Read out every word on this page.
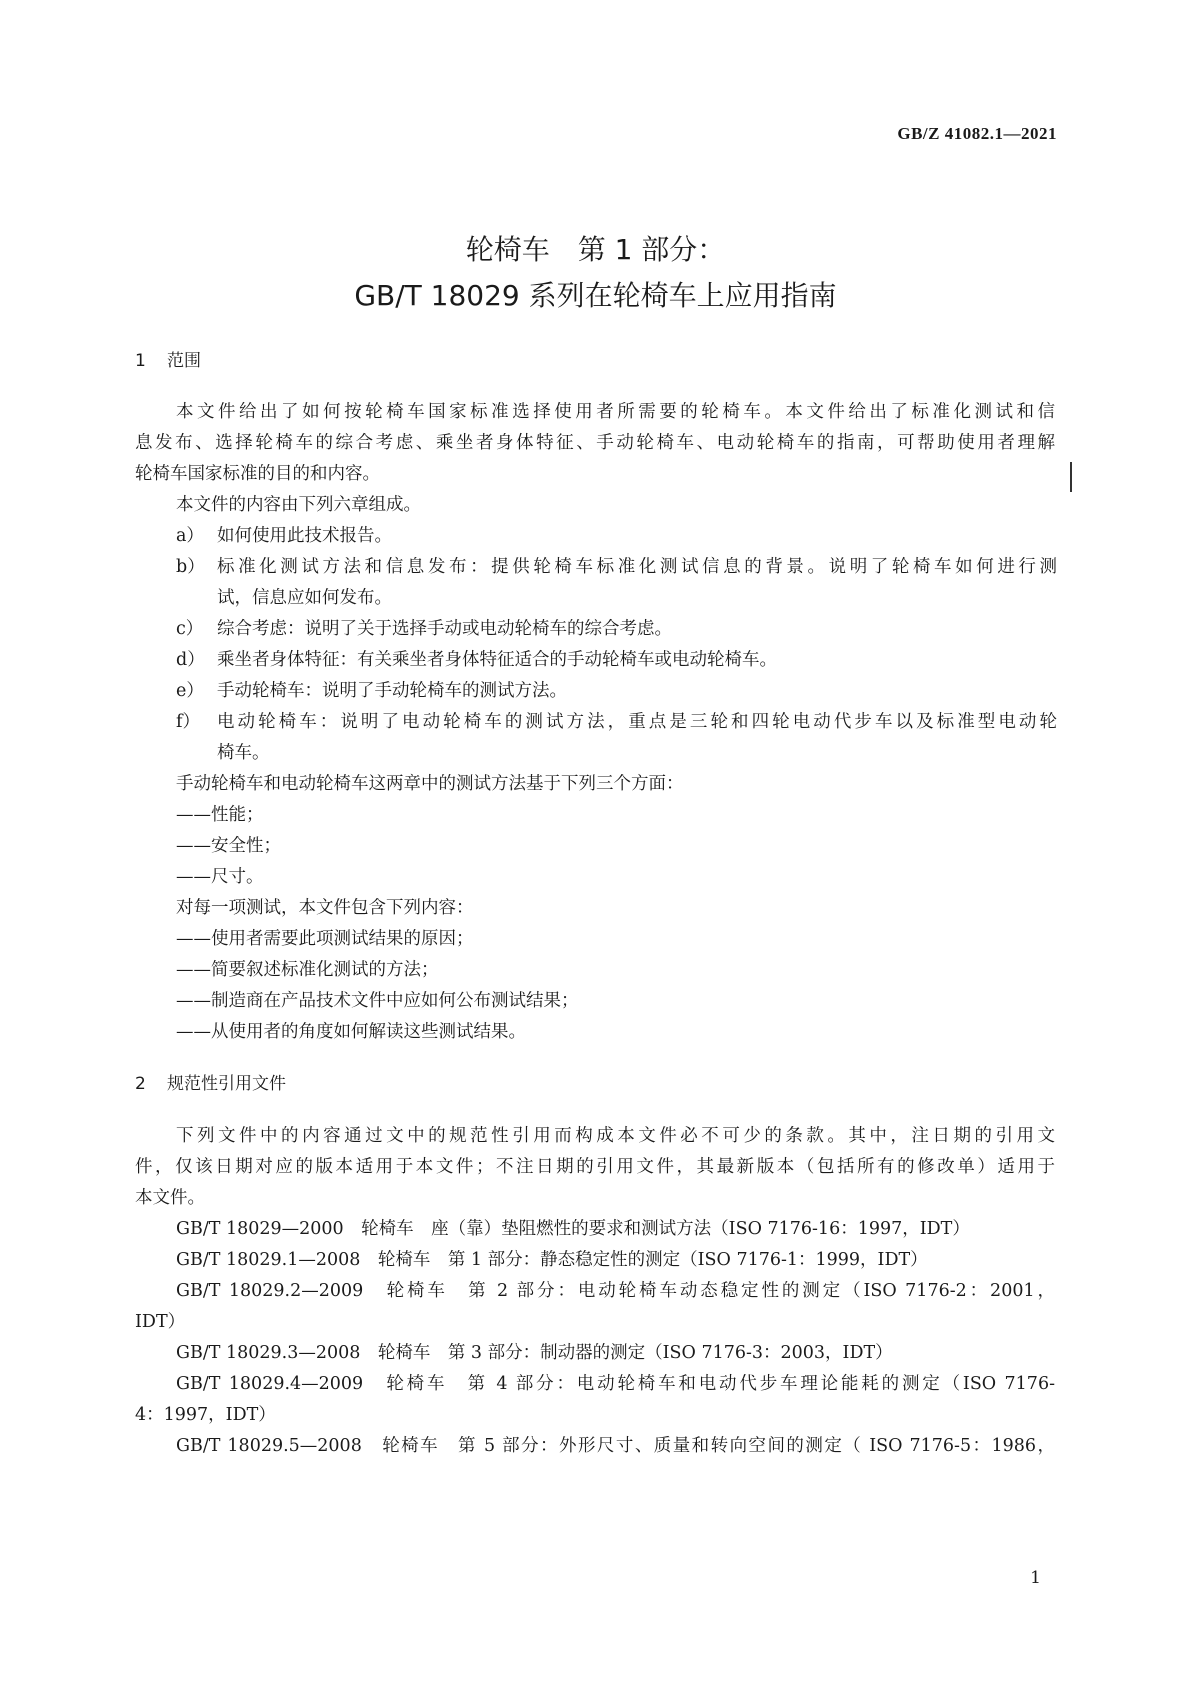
GB/Z 41082.1—2021
轮椅车　第 1 部分：
GB/T 18029 系列在轮椅车上应用指南
1 范围
本文件给出了如何按轮椅车国家标准选择使用者所需要的轮椅车。本文件给出了标准化测试和信
息发布、选择轮椅车的综合考虑、乘坐者身体特征、手动轮椅车、电动轮椅车的指南，可帮助使用者理解
轮椅车国家标准的目的和内容。
本文件的内容由下列六章组成。
a） 如何使用此技术报告。
b） 标准化测试方法和信息发布：提供轮椅车标准化测试信息的背景。说明了轮椅车如何进行测
试，信息应如何发布。
c） 综合考虑：说明了关于选择手动或电动轮椅车的综合考虑。
d） 乘坐者身体特征：有关乘坐者身体特征适合的手动轮椅车或电动轮椅车。
e） 手动轮椅车：说明了手动轮椅车的测试方法。
f） 电动轮椅车：说明了电动轮椅车的测试方法，重点是三轮和四轮电动代步车以及标准型电动轮
椅车。
手动轮椅车和电动轮椅车这两章中的测试方法基于下列三个方面：
——性能；
——安全性；
——尺寸。
对每一项测试，本文件包含下列内容：
——使用者需要此项测试结果的原因；
——简要叙述标准化测试的方法；
——制造商在产品技术文件中应如何公布测试结果；
——从使用者的角度如何解读这些测试结果。
2 规范性引用文件
下列文件中的内容通过文中的规范性引用而构成本文件必不可少的条款。其中，注日期的引用文
件，仅该日期对应的版本适用于本文件；不注日期的引用文件，其最新版本（包括所有的修改单）适用于
本文件。
GB/T 18029—2000　轮椅车　座（靠）垫阻燃性的要求和测试方法（ISO 7176-16：1997，IDT）
GB/T 18029.1—2008　轮椅车　第 1 部分：静态稳定性的测定（ISO 7176-1：1999，IDT）
GB/T 18029.2—2009　轮椅车　第 2 部分：电动轮椅车动态稳定性的测定（ISO 7176-2：2001，
IDT）
GB/T 18029.3—2008　轮椅车　第 3 部分：制动器的测定（ISO 7176-3：2003，IDT）
GB/T 18029.4—2009　轮椅车　第 4 部分：电动轮椅车和电动代步车理论能耗的测定（ISO 7176-
4：1997，IDT）
GB/T 18029.5—2008　轮椅车　第 5 部分：外形尺寸、质量和转向空间的测定（ ISO 7176-5：1986，
1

▶ Task goal
Copy out each line of the records that holds the string "乘坐者身体特征".

▶ Result for this task
息发布、选择轮椅车的综合考虑、乘坐者身体特征、手动轮椅车、电动轮椅车的指南，可帮助使用者理解
d） 乘坐者身体特征：有关乘坐者身体特征适合的手动轮椅车或电动轮椅车。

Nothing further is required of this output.